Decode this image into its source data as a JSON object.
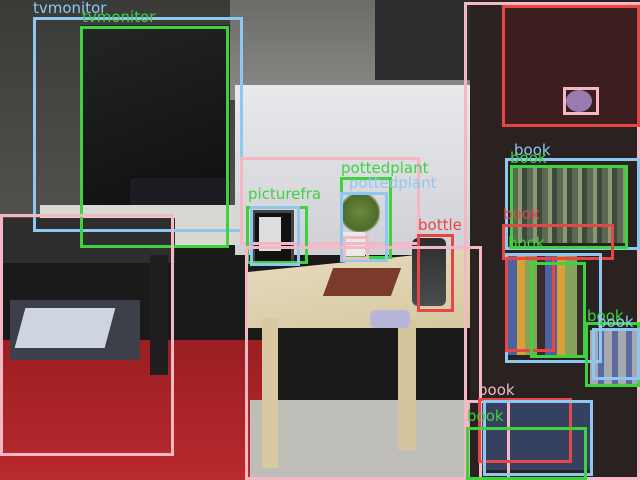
{
  "labels": {
    "tv1": "tvmonitor",
    "tv2": "tvmonitor",
    "picture": "picturefra",
    "plant1": "pottedplant",
    "plant2": "pottedplant",
    "bottle": "bottle",
    "book1": "book",
    "book2": "book",
    "book3": "book",
    "book4": "book",
    "book5": "book",
    "book6": "book",
    "book7": "book",
    "book8": "book"
  },
  "colors": {
    "blue": "#8ec8f0",
    "green": "#3fd23f",
    "pink": "#f3b8c4",
    "red": "#e64646"
  }
}
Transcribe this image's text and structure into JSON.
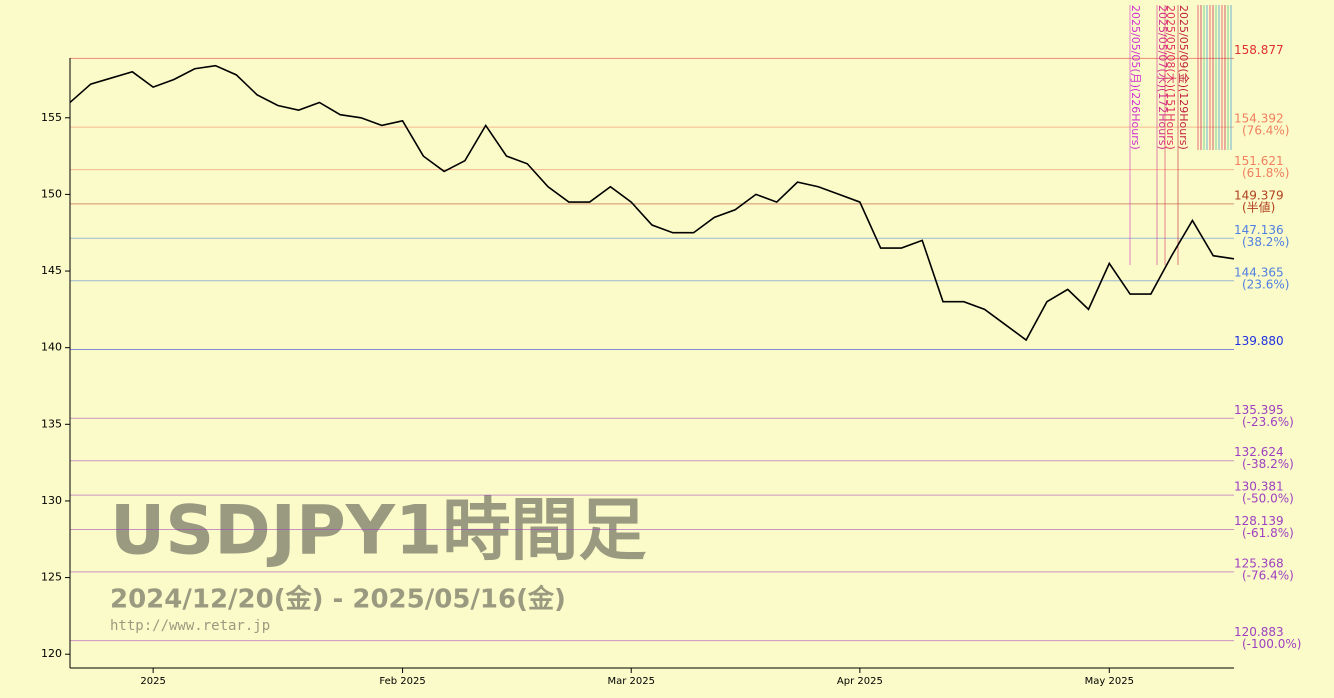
{
  "chart_data": {
    "type": "line",
    "title": "USDJPY1時間足",
    "subtitle": "2024/12/20(金) - 2025/05/16(金)",
    "source": "http://www.retar.jp",
    "categories": [
      null,
      null,
      null,
      null,
      "2025",
      null,
      null,
      null,
      null,
      null,
      null,
      null,
      null,
      null,
      null,
      null,
      "Feb 2025",
      null,
      null,
      null,
      null,
      null,
      null,
      null,
      null,
      null,
      null,
      "Mar 2025",
      null,
      null,
      null,
      null,
      null,
      null,
      null,
      null,
      null,
      null,
      "Apr 2025",
      null,
      null,
      null,
      null,
      null,
      null,
      null,
      null,
      null,
      null,
      null,
      "May 2025",
      null,
      null,
      null,
      null,
      null,
      null
    ],
    "series": [
      {
        "color": "#000000",
        "values": [
          156.0,
          157.2,
          157.6,
          158.0,
          157.0,
          157.5,
          158.2,
          158.4,
          157.8,
          156.5,
          155.8,
          155.5,
          156.0,
          155.2,
          155.0,
          154.5,
          154.8,
          152.5,
          151.5,
          152.2,
          154.5,
          152.5,
          152.0,
          150.5,
          149.5,
          149.5,
          150.5,
          149.5,
          148.0,
          147.5,
          147.5,
          148.5,
          149.0,
          150.0,
          149.5,
          150.8,
          150.5,
          150.0,
          149.5,
          146.5,
          146.5,
          147.0,
          143.0,
          143.0,
          142.5,
          141.5,
          140.5,
          143.0,
          143.8,
          142.5,
          145.5,
          143.5,
          143.5,
          146.0,
          148.3,
          146.0,
          145.8
        ]
      }
    ],
    "ylim": [
      119.1,
      158.9
    ],
    "yticks": [
      120,
      125,
      130,
      135,
      140,
      145,
      150,
      155
    ],
    "levels": [
      {
        "value": 158.877,
        "color": "#e03030"
      },
      {
        "value": 154.392,
        "ratio": "(76.4%)",
        "color": "#f08060"
      },
      {
        "value": 151.621,
        "ratio": "(61.8%)",
        "color": "#f08060"
      },
      {
        "value": 149.379,
        "ratio": "(半値)",
        "color": "#b04020"
      },
      {
        "value": 147.136,
        "ratio": "(38.2%)",
        "color": "#5080e0"
      },
      {
        "value": 144.365,
        "ratio": "(23.6%)",
        "color": "#5080e0"
      },
      {
        "value": 139.88,
        "label": "139.880",
        "color": "#2030e0"
      },
      {
        "value": 135.395,
        "ratio": "(-23.6%)",
        "color": "#a040c0"
      },
      {
        "value": 132.624,
        "ratio": "(-38.2%)",
        "color": "#a040c0"
      },
      {
        "value": 130.381,
        "ratio": "(-50.0%)",
        "color": "#a040c0"
      },
      {
        "value": 128.139,
        "ratio": "(-61.8%)",
        "color": "#a040c0"
      },
      {
        "value": 125.368,
        "ratio": "(-76.4%)",
        "color": "#a040c0"
      },
      {
        "value": 120.883,
        "ratio": "(-100.0%)",
        "color": "#a040c0"
      }
    ],
    "annotations": [
      {
        "text": "2025/05/05(月)(226Hours)",
        "color": "#d030d0"
      },
      {
        "text": "2025/05/07(水)(172Hours)",
        "color": "#d03090"
      },
      {
        "text": "2025/05/08(木)(151Hours)",
        "color": "#e03060"
      },
      {
        "text": "2025/05/09(金)(129Hours)",
        "color": "#c02040"
      }
    ]
  }
}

--*--

**What this task involves**
Can the entries above be repeated exactly, without their pictures?

**Expected answer**
Decode this image into its source data as a JSON object.
{
  "labels": {
    "tv1": "tvmonitor",
    "tv2": "tvmonitor",
    "picture": "picturefra",
    "plant1": "pottedplant",
    "plant2": "pottedplant",
    "bottle": "bottle",
    "book1": "book",
    "book2": "book",
    "book3": "book",
    "book4": "book",
    "book5": "book",
    "book6": "book",
    "book7": "book",
    "book8": "book"
  },
  "colors": {
    "blue": "#8ec8f0",
    "green": "#3fd23f",
    "pink": "#f3b8c4",
    "red": "#e64646"
  }
}
Transcribe this image's text and structure into JSON.
{
  "chart_data": {
    "type": "line",
    "title": "USDJPY1時間足",
    "subtitle": "2024/12/20(金) - 2025/05/16(金)",
    "source": "http://www.retar.jp",
    "categories": [
      null,
      null,
      null,
      null,
      "2025",
      null,
      null,
      null,
      null,
      null,
      null,
      null,
      null,
      null,
      null,
      null,
      "Feb 2025",
      null,
      null,
      null,
      null,
      null,
      null,
      null,
      null,
      null,
      null,
      "Mar 2025",
      null,
      null,
      null,
      null,
      null,
      null,
      null,
      null,
      null,
      null,
      "Apr 2025",
      null,
      null,
      null,
      null,
      null,
      null,
      null,
      null,
      null,
      null,
      null,
      "May 2025",
      null,
      null,
      null,
      null,
      null,
      null
    ],
    "series": [
      {
        "color": "#000000",
        "values": [
          156.0,
          157.2,
          157.6,
          158.0,
          157.0,
          157.5,
          158.2,
          158.4,
          157.8,
          156.5,
          155.8,
          155.5,
          156.0,
          155.2,
          155.0,
          154.5,
          154.8,
          152.5,
          151.5,
          152.2,
          154.5,
          152.5,
          152.0,
          150.5,
          149.5,
          149.5,
          150.5,
          149.5,
          148.0,
          147.5,
          147.5,
          148.5,
          149.0,
          150.0,
          149.5,
          150.8,
          150.5,
          150.0,
          149.5,
          146.5,
          146.5,
          147.0,
          143.0,
          143.0,
          142.5,
          141.5,
          140.5,
          143.0,
          143.8,
          142.5,
          145.5,
          143.5,
          143.5,
          146.0,
          148.3,
          146.0,
          145.8
        ]
      }
    ],
    "ylim": [
      119.1,
      158.9
    ],
    "yticks": [
      120,
      125,
      130,
      135,
      140,
      145,
      150,
      155
    ],
    "levels": [
      {
        "value": 158.877,
        "color": "#e03030"
      },
      {
        "value": 154.392,
        "ratio": "(76.4%)",
        "color": "#f08060"
      },
      {
        "value": 151.621,
        "ratio": "(61.8%)",
        "color": "#f08060"
      },
      {
        "value": 149.379,
        "ratio": "(半値)",
        "color": "#b04020"
      },
      {
        "value": 147.136,
        "ratio": "(38.2%)",
        "color": "#5080e0"
      },
      {
        "value": 144.365,
        "ratio": "(23.6%)",
        "color": "#5080e0"
      },
      {
        "value": 139.88,
        "label": "139.880",
        "color": "#2030e0"
      },
      {
        "value": 135.395,
        "ratio": "(-23.6%)",
        "color": "#a040c0"
      },
      {
        "value": 132.624,
        "ratio": "(-38.2%)",
        "color": "#a040c0"
      },
      {
        "value": 130.381,
        "ratio": "(-50.0%)",
        "color": "#a040c0"
      },
      {
        "value": 128.139,
        "ratio": "(-61.8%)",
        "color": "#a040c0"
      },
      {
        "value": 125.368,
        "ratio": "(-76.4%)",
        "color": "#a040c0"
      },
      {
        "value": 120.883,
        "ratio": "(-100.0%)",
        "color": "#a040c0"
      }
    ],
    "annotations": [
      {
        "text": "2025/05/05(月)(226Hours)",
        "color": "#d030d0"
      },
      {
        "text": "2025/05/07(水)(172Hours)",
        "color": "#d03090"
      },
      {
        "text": "2025/05/08(木)(151Hours)",
        "color": "#e03060"
      },
      {
        "text": "2025/05/09(金)(129Hours)",
        "color": "#c02040"
      }
    ]
  }
}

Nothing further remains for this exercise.